Saved data entries:
------------------------------------
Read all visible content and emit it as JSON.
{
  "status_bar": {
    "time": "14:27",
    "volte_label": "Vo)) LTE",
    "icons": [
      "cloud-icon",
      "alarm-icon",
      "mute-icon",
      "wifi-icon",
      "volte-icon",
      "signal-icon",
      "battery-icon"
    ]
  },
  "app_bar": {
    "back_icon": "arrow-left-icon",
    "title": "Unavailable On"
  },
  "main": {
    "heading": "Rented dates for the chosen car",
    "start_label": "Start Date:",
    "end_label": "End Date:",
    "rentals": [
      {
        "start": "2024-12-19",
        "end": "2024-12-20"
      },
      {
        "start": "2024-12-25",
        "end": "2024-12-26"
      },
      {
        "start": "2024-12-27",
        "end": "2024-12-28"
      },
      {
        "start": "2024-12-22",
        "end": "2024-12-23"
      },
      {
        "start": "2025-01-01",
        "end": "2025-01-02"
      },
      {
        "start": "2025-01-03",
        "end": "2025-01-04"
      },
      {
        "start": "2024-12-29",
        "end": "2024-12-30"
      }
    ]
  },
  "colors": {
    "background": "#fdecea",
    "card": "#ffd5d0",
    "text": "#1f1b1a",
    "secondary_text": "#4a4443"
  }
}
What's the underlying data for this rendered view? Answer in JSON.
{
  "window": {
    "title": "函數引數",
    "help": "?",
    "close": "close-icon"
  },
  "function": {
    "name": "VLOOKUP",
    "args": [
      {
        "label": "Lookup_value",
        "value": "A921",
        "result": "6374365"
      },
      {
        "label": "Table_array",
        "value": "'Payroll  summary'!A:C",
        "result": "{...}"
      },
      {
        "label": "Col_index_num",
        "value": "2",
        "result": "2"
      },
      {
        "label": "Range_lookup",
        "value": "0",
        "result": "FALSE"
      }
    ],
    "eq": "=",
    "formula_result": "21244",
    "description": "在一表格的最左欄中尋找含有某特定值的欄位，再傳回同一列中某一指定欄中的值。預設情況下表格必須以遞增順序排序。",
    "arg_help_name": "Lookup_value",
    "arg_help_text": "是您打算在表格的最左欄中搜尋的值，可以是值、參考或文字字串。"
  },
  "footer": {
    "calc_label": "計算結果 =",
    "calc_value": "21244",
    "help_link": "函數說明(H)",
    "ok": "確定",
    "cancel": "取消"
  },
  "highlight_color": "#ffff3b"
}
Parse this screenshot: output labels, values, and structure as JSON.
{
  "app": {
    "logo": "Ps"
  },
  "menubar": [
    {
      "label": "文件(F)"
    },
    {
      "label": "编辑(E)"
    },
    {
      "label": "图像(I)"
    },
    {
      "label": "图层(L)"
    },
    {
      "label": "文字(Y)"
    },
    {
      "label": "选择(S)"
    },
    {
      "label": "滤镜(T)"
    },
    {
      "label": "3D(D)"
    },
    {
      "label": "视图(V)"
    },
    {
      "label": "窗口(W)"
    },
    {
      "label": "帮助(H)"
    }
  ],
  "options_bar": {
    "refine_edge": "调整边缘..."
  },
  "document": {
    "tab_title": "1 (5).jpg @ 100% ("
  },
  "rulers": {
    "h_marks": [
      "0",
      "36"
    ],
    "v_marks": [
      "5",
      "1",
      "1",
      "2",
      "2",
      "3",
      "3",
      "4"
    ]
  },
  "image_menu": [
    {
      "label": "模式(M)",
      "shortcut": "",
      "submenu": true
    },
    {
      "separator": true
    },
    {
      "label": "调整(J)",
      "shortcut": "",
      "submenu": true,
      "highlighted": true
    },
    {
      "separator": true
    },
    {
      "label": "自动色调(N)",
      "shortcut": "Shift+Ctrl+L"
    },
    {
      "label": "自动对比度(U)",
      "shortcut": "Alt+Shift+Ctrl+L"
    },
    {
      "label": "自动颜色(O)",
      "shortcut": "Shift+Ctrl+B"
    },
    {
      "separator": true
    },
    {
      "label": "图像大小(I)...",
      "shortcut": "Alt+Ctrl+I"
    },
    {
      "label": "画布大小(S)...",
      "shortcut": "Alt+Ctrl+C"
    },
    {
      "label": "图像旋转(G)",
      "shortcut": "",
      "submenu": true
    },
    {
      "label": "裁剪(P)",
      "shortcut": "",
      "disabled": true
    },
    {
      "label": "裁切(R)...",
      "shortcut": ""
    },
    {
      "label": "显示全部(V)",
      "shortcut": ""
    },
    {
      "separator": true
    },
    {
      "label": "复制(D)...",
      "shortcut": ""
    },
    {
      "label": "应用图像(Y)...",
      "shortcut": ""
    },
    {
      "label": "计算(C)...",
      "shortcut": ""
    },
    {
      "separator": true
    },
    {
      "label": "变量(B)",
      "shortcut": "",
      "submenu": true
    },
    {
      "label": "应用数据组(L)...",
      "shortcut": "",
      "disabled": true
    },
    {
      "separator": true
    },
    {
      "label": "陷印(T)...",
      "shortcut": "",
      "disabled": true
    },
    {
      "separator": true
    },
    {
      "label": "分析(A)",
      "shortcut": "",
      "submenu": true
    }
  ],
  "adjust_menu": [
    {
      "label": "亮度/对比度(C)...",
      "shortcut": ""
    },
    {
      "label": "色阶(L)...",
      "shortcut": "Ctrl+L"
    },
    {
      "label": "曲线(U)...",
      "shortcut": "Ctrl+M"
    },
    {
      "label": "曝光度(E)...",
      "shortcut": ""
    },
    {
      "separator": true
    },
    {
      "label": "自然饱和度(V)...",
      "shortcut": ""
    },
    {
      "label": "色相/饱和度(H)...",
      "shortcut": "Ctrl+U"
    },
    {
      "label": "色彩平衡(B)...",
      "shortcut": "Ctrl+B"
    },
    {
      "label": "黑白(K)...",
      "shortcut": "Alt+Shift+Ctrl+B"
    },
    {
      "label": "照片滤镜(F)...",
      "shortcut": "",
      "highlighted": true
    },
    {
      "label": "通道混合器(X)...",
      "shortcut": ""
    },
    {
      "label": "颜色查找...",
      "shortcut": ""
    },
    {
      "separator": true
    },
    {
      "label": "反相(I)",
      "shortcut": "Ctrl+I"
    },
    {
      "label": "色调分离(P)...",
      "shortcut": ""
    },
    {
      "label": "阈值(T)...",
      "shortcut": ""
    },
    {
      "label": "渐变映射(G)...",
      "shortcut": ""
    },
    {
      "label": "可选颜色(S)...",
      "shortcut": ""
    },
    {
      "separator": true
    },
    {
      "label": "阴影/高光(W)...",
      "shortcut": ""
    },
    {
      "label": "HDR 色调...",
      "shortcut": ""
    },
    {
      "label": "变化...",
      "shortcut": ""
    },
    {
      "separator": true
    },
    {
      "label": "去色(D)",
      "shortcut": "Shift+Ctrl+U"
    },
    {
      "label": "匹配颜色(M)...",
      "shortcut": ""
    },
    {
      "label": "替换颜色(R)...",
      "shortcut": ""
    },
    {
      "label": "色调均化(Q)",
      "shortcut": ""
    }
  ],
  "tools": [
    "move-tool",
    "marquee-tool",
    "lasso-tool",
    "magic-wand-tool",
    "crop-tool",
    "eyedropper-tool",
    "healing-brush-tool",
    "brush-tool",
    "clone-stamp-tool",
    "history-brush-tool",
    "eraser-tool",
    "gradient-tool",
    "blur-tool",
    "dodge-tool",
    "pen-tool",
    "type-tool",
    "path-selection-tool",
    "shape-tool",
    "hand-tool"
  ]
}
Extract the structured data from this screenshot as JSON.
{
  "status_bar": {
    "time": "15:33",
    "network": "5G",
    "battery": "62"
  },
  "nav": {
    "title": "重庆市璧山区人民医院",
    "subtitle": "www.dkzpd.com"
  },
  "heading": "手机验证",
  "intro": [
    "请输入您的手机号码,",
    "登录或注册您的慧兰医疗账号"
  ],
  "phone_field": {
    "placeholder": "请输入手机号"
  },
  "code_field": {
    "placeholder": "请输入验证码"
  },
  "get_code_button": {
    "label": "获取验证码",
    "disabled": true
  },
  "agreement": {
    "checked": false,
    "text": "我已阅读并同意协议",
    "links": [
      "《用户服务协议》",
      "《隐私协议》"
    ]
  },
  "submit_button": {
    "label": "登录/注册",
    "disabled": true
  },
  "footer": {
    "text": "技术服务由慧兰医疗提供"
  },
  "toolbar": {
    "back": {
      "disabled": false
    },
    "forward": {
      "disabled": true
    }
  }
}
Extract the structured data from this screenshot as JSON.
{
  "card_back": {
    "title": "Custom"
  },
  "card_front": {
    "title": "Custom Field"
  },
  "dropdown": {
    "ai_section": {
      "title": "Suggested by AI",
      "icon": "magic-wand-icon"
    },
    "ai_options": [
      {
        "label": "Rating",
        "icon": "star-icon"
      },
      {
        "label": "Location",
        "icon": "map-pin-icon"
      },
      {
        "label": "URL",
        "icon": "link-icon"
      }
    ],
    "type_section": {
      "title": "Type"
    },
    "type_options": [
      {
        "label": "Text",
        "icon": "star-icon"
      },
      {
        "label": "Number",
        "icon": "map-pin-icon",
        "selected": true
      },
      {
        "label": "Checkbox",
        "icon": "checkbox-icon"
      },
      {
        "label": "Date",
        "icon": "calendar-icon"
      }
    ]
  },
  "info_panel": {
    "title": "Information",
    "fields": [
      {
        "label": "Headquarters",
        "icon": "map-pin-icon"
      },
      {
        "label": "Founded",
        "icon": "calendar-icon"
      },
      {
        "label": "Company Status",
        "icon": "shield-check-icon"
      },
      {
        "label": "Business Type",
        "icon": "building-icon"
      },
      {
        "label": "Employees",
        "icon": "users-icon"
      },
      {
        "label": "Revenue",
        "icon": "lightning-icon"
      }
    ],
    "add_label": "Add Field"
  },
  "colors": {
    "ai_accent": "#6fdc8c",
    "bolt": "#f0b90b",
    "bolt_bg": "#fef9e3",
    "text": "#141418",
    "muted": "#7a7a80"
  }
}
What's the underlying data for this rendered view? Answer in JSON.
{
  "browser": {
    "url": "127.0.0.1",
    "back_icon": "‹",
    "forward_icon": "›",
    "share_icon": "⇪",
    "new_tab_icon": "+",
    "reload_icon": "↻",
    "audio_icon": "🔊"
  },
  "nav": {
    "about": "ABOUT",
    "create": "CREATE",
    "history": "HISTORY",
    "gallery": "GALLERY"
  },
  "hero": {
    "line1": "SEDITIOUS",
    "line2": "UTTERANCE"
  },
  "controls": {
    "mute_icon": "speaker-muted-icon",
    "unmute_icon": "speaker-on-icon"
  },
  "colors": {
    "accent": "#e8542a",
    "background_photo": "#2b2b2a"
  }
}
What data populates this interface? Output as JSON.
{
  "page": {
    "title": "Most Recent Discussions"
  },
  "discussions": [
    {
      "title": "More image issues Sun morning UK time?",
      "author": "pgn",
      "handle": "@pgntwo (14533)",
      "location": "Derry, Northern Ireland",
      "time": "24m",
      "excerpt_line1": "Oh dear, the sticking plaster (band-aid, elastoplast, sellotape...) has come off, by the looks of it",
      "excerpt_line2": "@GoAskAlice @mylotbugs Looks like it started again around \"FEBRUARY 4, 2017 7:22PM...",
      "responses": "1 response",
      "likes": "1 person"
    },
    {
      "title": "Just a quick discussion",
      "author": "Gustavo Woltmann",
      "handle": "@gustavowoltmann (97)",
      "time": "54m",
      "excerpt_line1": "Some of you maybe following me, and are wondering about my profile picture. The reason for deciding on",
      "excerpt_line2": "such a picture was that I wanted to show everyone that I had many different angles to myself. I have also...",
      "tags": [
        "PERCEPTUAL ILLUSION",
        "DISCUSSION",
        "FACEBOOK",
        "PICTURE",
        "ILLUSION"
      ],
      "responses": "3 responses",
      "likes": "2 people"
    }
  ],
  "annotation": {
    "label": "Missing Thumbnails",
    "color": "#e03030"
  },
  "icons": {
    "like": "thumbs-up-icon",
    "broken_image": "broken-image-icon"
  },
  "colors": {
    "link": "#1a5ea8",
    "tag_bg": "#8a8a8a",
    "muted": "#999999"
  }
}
------------------------------------
• WORK TO BE COMPLETED
Find the lines above that include the string "speaker" and copy them.

• FINISHED TASK
    "mute_icon": "speaker-muted-icon",
    "unmute_icon": "speaker-on-icon"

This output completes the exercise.